* [Required work]:
Reproduce all entries precisely, down to the last character.

* [Data to use]:
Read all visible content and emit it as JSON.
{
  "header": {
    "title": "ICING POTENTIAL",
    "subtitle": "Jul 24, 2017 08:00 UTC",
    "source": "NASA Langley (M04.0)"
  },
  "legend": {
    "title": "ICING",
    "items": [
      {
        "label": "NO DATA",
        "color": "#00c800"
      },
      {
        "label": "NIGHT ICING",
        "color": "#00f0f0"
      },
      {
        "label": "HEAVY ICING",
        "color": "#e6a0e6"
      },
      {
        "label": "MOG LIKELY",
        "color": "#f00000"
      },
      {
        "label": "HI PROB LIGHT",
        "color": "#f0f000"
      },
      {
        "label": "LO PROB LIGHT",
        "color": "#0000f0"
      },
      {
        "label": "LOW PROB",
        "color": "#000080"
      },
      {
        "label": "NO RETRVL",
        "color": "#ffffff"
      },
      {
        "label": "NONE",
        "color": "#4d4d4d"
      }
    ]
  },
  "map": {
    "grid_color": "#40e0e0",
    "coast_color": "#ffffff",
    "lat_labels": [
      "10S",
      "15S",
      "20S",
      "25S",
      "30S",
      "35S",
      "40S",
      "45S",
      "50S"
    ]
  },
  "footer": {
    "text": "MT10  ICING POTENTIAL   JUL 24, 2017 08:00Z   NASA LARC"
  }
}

* [Exercise result]:
Read all visible content and emit it as JSON.
{
  "header": {
    "title": "ICING POTENTIAL",
    "subtitle": "Jul 24, 2017 08:00 UTC",
    "source": "NASA Langley (M04.0)"
  },
  "legend": {
    "title": "ICING",
    "items": [
      {
        "label": "NO DATA",
        "color": "#00c800"
      },
      {
        "label": "NIGHT ICING",
        "color": "#00f0f0"
      },
      {
        "label": "HEAVY ICING",
        "color": "#e6a0e6"
      },
      {
        "label": "MOG LIKELY",
        "color": "#f00000"
      },
      {
        "label": "HI PROB LIGHT",
        "color": "#f0f000"
      },
      {
        "label": "LO PROB LIGHT",
        "color": "#0000f0"
      },
      {
        "label": "LOW PROB",
        "color": "#000080"
      },
      {
        "label": "NO RETRVL",
        "color": "#ffffff"
      },
      {
        "label": "NONE",
        "color": "#4d4d4d"
      }
    ]
  },
  "map": {
    "grid_color": "#40e0e0",
    "coast_color": "#ffffff",
    "lat_labels": [
      "10S",
      "15S",
      "20S",
      "25S",
      "30S",
      "35S",
      "40S",
      "45S",
      "50S"
    ]
  },
  "footer": {
    "text": "MT10  ICING POTENTIAL   JUL 24, 2017 08:00Z   NASA LARC"
  }
}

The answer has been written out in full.